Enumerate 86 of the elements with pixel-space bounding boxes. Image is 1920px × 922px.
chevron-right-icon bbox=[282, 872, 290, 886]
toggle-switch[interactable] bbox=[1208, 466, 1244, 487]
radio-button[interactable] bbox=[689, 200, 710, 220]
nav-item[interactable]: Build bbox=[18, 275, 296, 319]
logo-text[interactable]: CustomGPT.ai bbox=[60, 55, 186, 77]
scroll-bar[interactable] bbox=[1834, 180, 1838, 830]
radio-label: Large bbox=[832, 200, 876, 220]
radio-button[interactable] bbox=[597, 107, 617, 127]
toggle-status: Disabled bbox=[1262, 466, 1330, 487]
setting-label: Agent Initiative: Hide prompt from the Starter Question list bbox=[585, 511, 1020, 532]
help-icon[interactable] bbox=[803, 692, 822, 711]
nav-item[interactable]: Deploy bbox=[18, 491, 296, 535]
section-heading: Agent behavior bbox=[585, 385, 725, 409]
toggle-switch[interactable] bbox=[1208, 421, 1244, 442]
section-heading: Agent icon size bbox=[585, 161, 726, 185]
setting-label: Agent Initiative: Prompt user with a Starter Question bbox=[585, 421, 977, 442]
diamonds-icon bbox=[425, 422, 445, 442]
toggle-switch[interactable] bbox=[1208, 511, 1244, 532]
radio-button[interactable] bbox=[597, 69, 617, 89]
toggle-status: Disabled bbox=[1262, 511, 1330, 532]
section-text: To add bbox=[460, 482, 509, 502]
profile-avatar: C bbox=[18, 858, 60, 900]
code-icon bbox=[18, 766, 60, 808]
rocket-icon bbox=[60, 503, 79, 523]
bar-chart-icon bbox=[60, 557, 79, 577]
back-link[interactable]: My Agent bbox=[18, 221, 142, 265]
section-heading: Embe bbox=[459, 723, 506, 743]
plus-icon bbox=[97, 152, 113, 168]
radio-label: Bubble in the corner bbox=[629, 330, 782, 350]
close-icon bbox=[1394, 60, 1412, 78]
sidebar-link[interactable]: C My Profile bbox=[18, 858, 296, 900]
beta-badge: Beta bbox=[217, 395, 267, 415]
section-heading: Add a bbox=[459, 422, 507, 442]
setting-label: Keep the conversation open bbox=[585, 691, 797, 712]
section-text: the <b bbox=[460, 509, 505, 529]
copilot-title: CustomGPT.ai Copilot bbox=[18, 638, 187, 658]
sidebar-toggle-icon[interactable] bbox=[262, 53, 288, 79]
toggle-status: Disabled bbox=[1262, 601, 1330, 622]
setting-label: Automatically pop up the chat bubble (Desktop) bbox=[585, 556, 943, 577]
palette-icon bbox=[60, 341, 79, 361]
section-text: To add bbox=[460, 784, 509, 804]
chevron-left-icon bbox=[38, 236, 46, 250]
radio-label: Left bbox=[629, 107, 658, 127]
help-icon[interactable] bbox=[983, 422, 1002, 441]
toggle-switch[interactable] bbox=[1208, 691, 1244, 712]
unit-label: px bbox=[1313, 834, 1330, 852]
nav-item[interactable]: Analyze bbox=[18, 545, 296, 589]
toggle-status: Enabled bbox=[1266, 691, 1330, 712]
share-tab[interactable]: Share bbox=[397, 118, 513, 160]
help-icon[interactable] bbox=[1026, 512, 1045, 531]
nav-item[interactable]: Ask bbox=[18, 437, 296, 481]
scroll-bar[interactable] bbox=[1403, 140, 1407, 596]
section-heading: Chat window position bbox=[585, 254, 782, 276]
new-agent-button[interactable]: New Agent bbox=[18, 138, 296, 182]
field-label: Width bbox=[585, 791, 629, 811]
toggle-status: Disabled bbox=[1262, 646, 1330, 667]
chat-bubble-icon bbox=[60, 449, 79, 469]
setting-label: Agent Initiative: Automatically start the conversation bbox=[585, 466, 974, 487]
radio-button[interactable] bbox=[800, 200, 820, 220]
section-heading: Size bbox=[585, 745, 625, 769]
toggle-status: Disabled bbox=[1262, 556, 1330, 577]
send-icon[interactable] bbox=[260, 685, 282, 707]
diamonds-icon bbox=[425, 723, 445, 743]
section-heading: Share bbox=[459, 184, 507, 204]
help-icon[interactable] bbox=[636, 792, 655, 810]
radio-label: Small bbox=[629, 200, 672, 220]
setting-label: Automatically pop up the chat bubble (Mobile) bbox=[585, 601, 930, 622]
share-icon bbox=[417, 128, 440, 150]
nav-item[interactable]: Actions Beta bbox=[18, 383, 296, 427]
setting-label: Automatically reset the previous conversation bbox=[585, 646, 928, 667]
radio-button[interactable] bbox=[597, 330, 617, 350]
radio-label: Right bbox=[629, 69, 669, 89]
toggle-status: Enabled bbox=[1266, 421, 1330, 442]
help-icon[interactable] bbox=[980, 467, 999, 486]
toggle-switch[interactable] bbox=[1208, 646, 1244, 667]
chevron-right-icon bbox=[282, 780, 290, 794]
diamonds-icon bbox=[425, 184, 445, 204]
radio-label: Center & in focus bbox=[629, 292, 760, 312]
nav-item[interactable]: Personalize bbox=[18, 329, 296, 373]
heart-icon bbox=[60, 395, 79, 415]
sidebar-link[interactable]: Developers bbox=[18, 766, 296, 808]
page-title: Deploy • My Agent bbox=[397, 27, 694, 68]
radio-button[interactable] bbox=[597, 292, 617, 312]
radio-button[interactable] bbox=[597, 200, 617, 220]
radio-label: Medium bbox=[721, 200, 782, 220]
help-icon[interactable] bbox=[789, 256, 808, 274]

TASK DESCRIPTION:
Rewrite only the listing from its first line through the line containing "logo-text[interactable]: CustomGPT.ai bbox=[60, 55, 186, 77]", renaming "Build" to "Create" and keeping everything else the same.

THE ANSWER:
Enumerate 86 of the elements with pixel-space bounding boxes. Image is 1920px × 922px.
chevron-right-icon bbox=[282, 872, 290, 886]
toggle-switch[interactable] bbox=[1208, 466, 1244, 487]
radio-button[interactable] bbox=[689, 200, 710, 220]
nav-item[interactable]: Create bbox=[18, 275, 296, 319]
logo-text[interactable]: CustomGPT.ai bbox=[60, 55, 186, 77]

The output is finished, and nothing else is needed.